→ Wykonaj polecenia:
1) Oceń, czy stwierdzenia (a), (b) i (c) zgadzają się z fragmentem tekstu o pilskiej Polonii: (a) Czesław Czernicki potwierdził doniesienia o starcie drużyny wyłącznie w polskim składzie; (b) pilska Polonia jest byłym mistrzem Polski; (c) trener uważa dbanie o finanse za swój obowiązek. Przy każdym odpowiedz „tak” lub „nie” i przytocz dosłownie rozstrzygające słowa fragmentu.
2) Na podstawie fragmentu tekstu o pilskiej Polonii wyjaśnij w jednym do trzech zdań, dlaczego według plotki Pilanie mieliby startować wyłącznie w polskim składzie.
3) Wypisz z fragmentu tekstu o pilskiej Polonii wszystkich zawodników, na których „ściągnięcie” według plotki brakuje środków.

Okazuje się, że nie tylko kluby lig niższych mogą przeżywać problemy związane z brakiem finansów na bieżącą działalność. Wydaje się, że w niemałych kłopotach znajduje się bowiem obecnie zespół byłego mistrza Polski - pilskiej Polonii.

Całkiem niedawno żużlowy "światek" obiegła plotka jakoby od kolejnych spotkań Pilanie mieliby startować wyłącznie w polskim składzie gdyż brakuje środków na "ściągnięcie" Crumpa, Stonehewera, czy Havelocka. O opinię na temat tych doniesień poprosiłem szkoleniowca pilskiego zespołu - Czesława Czernickiego.

- Powiem szczerze, że nie chciałbym rozmawiać na ten temat. Ja na pewno będę korzystał z optymalnego składu, a to czy będzie on z obcokrajowcami czy też nie zależy wcale ode mnie. W mojej gestii nie leży dbanie o finanse. Powyższych doniesień nie zaprzeczam, ale i nie potwierdzam. - stwierdził pilski szkoleniowiec. Trenera zapytaliśmy o to czy sytuacja w której byłby ograniczony kadrowo przy ustalaniu składu nie wpłynęłaby negatywnie na cały zespół.

→ Dostarczone wpisy:
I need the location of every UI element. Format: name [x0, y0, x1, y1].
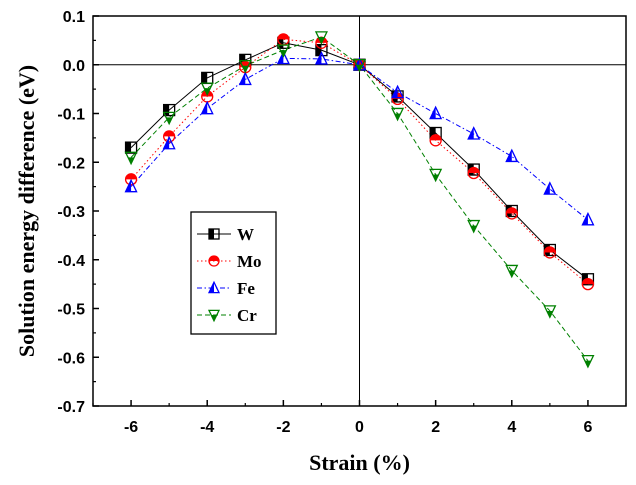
data-point-cr	[276, 44, 290, 58]
data-point-cr	[543, 305, 557, 319]
data-point-cr	[352, 59, 367, 73]
legend-label-fe: Fe	[237, 279, 255, 298]
data-point-mo	[543, 246, 557, 259]
x-tick-label: -4	[200, 419, 214, 436]
data-point-fe	[429, 105, 443, 120]
data-point-fe	[467, 126, 481, 140]
legend-box	[190, 211, 277, 335]
x-tick-label: 0	[355, 419, 364, 436]
y-tick-label: 0.0	[63, 58, 85, 75]
data-point-cr	[124, 151, 138, 166]
x-tick-label: 4	[507, 419, 516, 436]
data-point-fe	[238, 71, 252, 86]
legend-marker-fe	[207, 280, 221, 294]
x-tick-label: -6	[124, 419, 138, 436]
legend-marker-mo	[208, 255, 220, 267]
data-point-cr	[200, 82, 214, 96]
data-point-fe	[200, 100, 214, 115]
data-point-mo	[505, 207, 518, 220]
data-point-mo	[581, 277, 595, 291]
y-tick-label: -0.3	[57, 204, 85, 221]
y-tick-label: -0.5	[57, 302, 85, 319]
data-point-cr	[238, 60, 252, 74]
data-point-fe	[391, 84, 405, 99]
data-point-fe	[505, 148, 519, 163]
x-tick-label: 6	[583, 419, 592, 436]
y-tick-label: -0.6	[57, 350, 85, 367]
y-tick-label: 0.1	[63, 9, 85, 26]
x-tick-label: 2	[431, 419, 440, 436]
data-point-cr	[162, 111, 176, 126]
legend-marker-w	[208, 228, 220, 240]
data-point-w	[201, 71, 214, 85]
y-tick-label: -0.1	[57, 107, 85, 124]
data-point-cr	[581, 354, 595, 369]
y-axis-title: Solution energy difference (eV)	[14, 65, 39, 357]
data-point-fe	[543, 181, 557, 195]
data-point-fe	[581, 211, 595, 226]
data-point-cr	[467, 219, 481, 234]
y-tick-label: -0.7	[57, 399, 85, 416]
legend-marker-cr	[207, 309, 221, 323]
data-point-mo	[429, 134, 442, 147]
data-point-cr	[505, 264, 519, 279]
data-point-fe	[162, 135, 176, 150]
y-tick-label: -0.4	[57, 253, 85, 270]
legend-label-mo: Mo	[237, 252, 262, 271]
data-point-w	[162, 103, 176, 117]
data-point-fe	[314, 51, 328, 65]
y-tick-label: -0.2	[57, 155, 85, 172]
data-point-fe	[124, 178, 138, 193]
data-point-cr	[391, 107, 405, 122]
data-point-mo	[467, 166, 480, 180]
x-tick-label: -2	[276, 419, 290, 436]
data-point-cr	[429, 168, 443, 183]
data-point-w	[124, 141, 138, 154]
legend-label-cr: Cr	[237, 306, 257, 325]
data-point-fe	[276, 50, 290, 65]
legend-label-w: W	[237, 225, 254, 244]
data-point-cr	[314, 31, 328, 45]
x-axis-title: Strain (%)	[309, 450, 410, 475]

→ Odpowiedzi:
1)
(a) Nie: „Powyższych doniesień nie zaprzeczam, ale i nie potwierdzam.”
(b) Tak: „zespół byłego mistrza Polski - pilskiej Polonii”
(c) Nie: „W mojej gestii nie leży dbanie o finanse.”

2) Według plotki drużynie brakuje środków na „ściągnięcie” Crumpa, Stonehewera czy Havelocka. Dlatego od kolejnych spotkań miałaby startować wyłącznie w polskim składzie.

3) Crump, Stonehewer, Havelock